> _AIM OF THE TASK_
Below are records to return verbatim; the pictures are to be dropped.

> _DATA SUPPLIED_
§

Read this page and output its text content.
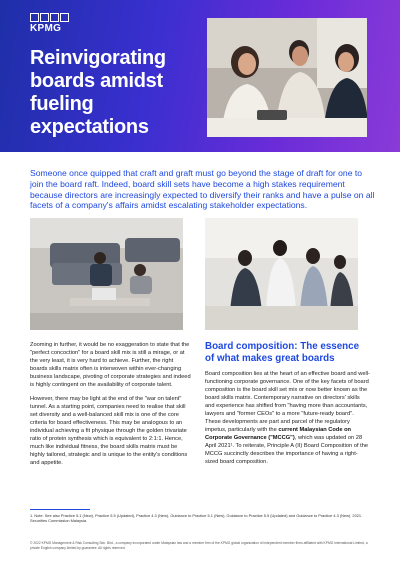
KPMG
Reinvigorating boards amidst fueling expectations

Someone once quipped that craft and graft must go beyond the stage of draft for one to join the board raft. Indeed, board skill sets have become a high stakes requirement because directors are increasingly expected to diversify their ranks and have a pulse on all facets of a company's affairs amidst escalating stakeholder expectations.

Zooming in further, it would be no exaggeration to state that the "perfect concoction" for a board skill mix is still a mirage, or at the very least, it is very hard to achieve. Further, the right boards skills matrix often is interwoven within ever-changing business landscape, pivoting of corporate strategies and indeed is highly contingent on the availability of corporate talent.

However, there may be light at the end of the "war on talent" tunnel. As a starting point, companies need to realise that skill set diversity and a well-balanced skill mix is one of the core criteria for board effectiveness. This may be analogous to an individual achieving a fit physique through the golden trivariate ratio of protein synthesis which is equivalent to 2:1:1. Hence, much like individual fitness, the board skills matrix must be highly tailored, strategic and is unique to the entity's conditions and appetite.

Board composition: The essence of what makes great boards

Board composition lies at the heart of an effective board and well-functioning corporate governance. One of the key facets of board composition is the board skill set mix or now better known as the board skills matrix. Contemporary narrative on directors' skills and experience has shifted from "having more than accountants, lawyers and "former CEOs" to a more "future-ready board". These developments are part and parcel of the regulatory impetus, particularly with the current Malaysian Code on Corporate Governance ("MCCG"), which was updated on 28 April 2021¹. To reiterate, Principle A (II) Board Composition of the MCCG succinctly describes the importance of having a right-sized board composition.

1. Note: See also Practice 5.1 (New), Practice 5.5 (Updated), Practice 4.3 (New), Guidance to Practice 5.1 (New), Guidance to Practice 5.5 (Updated) and Guidance to Practice 4.3 (New). 2021. Securities Commission Malaysia.

© 2022 KPMG Management & Risk Consulting Sdn. Bhd., a company incorporated under Malaysian law and a member firm of the KPMG global organization of independent member firms affiliated with KPMG International Limited, a private English company limited by guarantee. All rights reserved.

§

> _YOUR RESPONSE_
Read this page and output its text content.
KPMG
Reinvigorating boards amidst fueling expectations

Someone once quipped that craft and graft must go beyond the stage of draft for one to join the board raft. Indeed, board skill sets have become a high stakes requirement because directors are increasingly expected to diversify their ranks and have a pulse on all facets of a company's affairs amidst escalating stakeholder expectations.

Zooming in further, it would be no exaggeration to state that the "perfect concoction" for a board skill mix is still a mirage, or at the very least, it is very hard to achieve. Further, the right boards skills matrix often is interwoven within ever-changing business landscape, pivoting of corporate strategies and indeed is highly contingent on the availability of corporate talent.

However, there may be light at the end of the "war on talent" tunnel. As a starting point, companies need to realise that skill set diversity and a well-balanced skill mix is one of the core criteria for board effectiveness. This may be analogous to an individual achieving a fit physique through the golden trivariate ratio of protein synthesis which is equivalent to 2:1:1. Hence, much like individual fitness, the board skills matrix must be highly tailored, strategic and is unique to the entity's conditions and appetite.

Board composition: The essence of what makes great boards

Board composition lies at the heart of an effective board and well-functioning corporate governance. One of the key facets of board composition is the board skill set mix or now better known as the board skills matrix. Contemporary narrative on directors' skills and experience has shifted from "having more than accountants, lawyers and "former CEOs" to a more "future-ready board". These developments are part and parcel of the regulatory impetus, particularly with the current Malaysian Code on Corporate Governance ("MCCG"), which was updated on 28 April 2021¹. To reiterate, Principle A (II) Board Composition of the MCCG succinctly describes the importance of having a right-sized board composition.

1. Note: See also Practice 5.1 (New), Practice 5.5 (Updated), Practice 4.3 (New), Guidance to Practice 5.1 (New), Guidance to Practice 5.5 (Updated) and Guidance to Practice 4.3 (New). 2021. Securities Commission Malaysia.

© 2022 KPMG Management & Risk Consulting Sdn. Bhd., a company incorporated under Malaysian law and a member firm of the KPMG global organization of independent member firms affiliated with KPMG International Limited, a private English company limited by guarantee. All rights reserved.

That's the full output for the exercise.